▶ [OBJECTIVE]: Set out every line bearing the string "this".

▶ [INFORMATION SHOWN]:
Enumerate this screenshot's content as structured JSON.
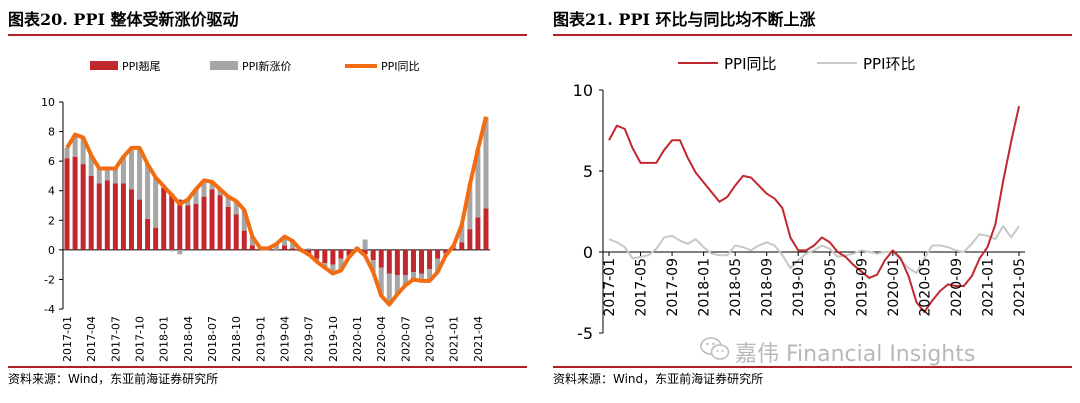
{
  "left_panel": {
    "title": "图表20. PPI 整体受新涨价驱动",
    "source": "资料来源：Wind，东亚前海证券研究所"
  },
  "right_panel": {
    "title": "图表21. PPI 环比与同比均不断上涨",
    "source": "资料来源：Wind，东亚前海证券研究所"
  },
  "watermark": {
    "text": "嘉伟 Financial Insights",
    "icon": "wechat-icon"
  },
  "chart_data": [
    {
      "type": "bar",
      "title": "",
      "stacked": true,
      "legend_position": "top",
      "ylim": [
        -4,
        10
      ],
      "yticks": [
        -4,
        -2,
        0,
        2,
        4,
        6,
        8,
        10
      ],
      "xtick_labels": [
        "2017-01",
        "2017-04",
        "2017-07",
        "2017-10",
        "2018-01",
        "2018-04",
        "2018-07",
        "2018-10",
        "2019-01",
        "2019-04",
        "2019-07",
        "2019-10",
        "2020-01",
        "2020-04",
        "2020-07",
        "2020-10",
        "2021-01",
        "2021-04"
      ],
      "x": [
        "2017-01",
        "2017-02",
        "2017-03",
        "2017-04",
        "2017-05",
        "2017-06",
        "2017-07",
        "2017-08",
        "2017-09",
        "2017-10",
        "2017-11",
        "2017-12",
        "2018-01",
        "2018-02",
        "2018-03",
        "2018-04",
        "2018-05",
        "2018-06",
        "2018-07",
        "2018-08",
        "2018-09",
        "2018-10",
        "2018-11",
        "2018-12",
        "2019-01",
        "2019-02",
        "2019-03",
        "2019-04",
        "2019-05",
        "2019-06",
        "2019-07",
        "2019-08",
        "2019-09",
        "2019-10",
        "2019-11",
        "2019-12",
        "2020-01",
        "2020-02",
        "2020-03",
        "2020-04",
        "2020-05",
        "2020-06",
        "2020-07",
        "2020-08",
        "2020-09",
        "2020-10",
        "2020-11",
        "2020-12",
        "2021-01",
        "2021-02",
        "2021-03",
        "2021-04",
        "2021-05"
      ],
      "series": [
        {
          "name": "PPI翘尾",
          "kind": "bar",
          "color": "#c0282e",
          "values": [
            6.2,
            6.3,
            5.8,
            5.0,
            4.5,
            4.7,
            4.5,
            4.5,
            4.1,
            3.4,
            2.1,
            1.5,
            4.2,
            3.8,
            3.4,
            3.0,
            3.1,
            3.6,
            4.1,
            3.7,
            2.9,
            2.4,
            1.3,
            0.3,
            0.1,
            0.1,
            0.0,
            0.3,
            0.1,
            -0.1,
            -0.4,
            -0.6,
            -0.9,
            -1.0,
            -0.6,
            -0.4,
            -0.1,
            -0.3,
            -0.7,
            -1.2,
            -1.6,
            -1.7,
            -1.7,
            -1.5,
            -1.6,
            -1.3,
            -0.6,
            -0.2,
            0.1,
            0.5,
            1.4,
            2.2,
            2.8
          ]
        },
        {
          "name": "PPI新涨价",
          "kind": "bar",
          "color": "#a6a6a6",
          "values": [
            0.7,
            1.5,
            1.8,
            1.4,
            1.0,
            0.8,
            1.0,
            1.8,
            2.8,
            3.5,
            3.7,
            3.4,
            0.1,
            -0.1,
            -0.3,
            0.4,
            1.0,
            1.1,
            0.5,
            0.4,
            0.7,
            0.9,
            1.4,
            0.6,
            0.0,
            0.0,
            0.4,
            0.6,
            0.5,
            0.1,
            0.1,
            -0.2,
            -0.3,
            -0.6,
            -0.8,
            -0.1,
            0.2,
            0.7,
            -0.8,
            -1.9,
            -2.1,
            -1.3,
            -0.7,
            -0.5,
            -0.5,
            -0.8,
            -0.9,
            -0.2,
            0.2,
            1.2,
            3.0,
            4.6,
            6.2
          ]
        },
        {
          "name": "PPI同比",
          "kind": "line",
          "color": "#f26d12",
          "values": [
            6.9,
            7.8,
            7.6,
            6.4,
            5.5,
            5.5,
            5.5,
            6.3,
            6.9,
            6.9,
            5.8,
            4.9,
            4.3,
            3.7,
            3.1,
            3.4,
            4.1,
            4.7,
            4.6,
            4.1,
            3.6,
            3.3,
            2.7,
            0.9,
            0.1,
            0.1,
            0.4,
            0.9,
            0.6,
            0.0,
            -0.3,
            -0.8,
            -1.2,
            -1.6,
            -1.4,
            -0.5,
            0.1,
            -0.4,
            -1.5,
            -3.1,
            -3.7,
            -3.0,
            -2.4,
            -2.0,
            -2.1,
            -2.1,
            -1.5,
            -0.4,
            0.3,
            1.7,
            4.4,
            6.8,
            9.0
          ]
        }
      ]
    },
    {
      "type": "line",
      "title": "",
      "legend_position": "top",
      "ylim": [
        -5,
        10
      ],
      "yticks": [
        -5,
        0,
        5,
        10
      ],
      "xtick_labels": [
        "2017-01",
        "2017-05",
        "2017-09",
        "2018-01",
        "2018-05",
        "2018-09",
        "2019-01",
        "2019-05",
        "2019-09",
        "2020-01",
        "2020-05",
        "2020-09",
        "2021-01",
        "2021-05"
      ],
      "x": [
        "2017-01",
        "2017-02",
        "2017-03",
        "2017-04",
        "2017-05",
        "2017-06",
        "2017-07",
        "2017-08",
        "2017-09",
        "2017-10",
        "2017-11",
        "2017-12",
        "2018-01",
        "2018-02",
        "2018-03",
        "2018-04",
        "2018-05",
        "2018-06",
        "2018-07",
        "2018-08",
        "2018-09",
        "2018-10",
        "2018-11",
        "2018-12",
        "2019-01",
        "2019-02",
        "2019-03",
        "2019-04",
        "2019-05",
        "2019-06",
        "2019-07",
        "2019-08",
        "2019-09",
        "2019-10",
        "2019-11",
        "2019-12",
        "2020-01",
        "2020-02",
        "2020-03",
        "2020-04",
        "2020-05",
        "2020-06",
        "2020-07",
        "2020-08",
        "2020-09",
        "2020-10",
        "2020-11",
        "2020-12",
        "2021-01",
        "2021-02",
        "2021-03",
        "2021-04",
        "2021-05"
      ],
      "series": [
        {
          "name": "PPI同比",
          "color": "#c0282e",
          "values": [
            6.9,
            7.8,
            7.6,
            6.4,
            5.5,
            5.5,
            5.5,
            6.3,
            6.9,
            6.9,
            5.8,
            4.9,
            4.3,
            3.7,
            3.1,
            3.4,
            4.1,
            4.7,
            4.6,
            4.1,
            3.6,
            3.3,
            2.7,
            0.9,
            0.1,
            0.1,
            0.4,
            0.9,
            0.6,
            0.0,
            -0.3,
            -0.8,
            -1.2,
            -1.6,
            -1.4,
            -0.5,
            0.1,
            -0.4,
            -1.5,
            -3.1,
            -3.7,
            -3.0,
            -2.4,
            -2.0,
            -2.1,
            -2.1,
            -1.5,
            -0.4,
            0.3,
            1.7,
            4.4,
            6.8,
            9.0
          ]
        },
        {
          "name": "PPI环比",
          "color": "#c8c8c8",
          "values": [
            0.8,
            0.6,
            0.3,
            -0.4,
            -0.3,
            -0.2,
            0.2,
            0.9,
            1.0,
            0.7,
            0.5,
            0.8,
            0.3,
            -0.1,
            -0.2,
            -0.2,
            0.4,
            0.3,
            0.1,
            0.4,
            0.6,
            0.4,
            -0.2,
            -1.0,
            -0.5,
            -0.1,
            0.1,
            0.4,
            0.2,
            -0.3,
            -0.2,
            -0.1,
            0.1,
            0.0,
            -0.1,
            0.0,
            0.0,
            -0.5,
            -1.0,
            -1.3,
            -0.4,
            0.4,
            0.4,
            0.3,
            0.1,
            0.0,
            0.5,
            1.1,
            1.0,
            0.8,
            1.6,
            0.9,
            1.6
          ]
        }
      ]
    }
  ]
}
==
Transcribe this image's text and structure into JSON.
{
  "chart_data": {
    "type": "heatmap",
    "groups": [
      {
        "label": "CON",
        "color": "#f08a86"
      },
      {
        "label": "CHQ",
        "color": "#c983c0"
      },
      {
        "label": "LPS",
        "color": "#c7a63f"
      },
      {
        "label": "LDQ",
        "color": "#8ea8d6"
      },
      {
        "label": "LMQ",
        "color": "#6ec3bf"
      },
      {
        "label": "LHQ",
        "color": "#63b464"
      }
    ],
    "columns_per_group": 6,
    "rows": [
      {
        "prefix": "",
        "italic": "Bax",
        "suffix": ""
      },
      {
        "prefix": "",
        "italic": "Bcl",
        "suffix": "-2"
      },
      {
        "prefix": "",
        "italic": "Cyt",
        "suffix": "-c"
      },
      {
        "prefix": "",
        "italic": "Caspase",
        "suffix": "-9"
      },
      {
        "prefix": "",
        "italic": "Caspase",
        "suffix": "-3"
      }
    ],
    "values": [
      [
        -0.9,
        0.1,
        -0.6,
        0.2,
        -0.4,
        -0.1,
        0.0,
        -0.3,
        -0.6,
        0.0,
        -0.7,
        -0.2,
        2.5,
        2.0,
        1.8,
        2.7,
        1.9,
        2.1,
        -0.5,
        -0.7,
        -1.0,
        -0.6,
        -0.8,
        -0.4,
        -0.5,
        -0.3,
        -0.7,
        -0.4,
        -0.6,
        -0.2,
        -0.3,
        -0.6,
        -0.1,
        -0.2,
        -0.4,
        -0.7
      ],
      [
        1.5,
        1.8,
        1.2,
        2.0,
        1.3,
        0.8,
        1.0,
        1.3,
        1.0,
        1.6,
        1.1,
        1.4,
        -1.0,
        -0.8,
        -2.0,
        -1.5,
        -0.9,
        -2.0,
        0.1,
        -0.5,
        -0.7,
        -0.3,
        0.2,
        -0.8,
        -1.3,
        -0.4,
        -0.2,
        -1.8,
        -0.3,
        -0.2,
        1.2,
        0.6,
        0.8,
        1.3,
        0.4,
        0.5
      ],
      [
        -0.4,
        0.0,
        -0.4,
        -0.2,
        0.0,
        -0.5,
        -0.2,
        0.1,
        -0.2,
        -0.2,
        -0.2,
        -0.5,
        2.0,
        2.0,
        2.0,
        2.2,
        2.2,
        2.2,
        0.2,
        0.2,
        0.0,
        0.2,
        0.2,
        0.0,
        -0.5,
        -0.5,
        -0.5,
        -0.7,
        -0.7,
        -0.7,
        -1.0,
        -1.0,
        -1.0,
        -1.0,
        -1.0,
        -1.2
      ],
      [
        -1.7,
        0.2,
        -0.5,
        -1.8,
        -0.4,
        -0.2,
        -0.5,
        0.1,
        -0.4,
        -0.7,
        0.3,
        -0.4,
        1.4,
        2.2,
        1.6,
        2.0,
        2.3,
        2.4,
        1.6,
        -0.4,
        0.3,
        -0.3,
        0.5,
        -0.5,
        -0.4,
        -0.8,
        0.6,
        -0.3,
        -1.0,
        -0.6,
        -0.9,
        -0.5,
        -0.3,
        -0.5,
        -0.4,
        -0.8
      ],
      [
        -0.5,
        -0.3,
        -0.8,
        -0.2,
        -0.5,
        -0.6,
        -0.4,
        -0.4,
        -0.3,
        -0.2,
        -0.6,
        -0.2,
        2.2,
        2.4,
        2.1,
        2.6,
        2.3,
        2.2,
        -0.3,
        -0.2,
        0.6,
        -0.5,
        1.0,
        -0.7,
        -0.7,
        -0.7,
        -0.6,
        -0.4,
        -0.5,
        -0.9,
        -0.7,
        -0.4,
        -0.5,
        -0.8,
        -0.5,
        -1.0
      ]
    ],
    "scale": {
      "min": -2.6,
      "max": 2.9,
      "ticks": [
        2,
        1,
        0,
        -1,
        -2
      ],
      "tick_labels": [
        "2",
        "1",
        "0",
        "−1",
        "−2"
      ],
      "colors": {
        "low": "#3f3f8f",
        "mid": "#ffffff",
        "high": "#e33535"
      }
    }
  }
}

▶ [THE COMPLETED TASK]:
Enumerate this screenshot's content as structured JSON.
Transcribe this image's text and structure into JSON.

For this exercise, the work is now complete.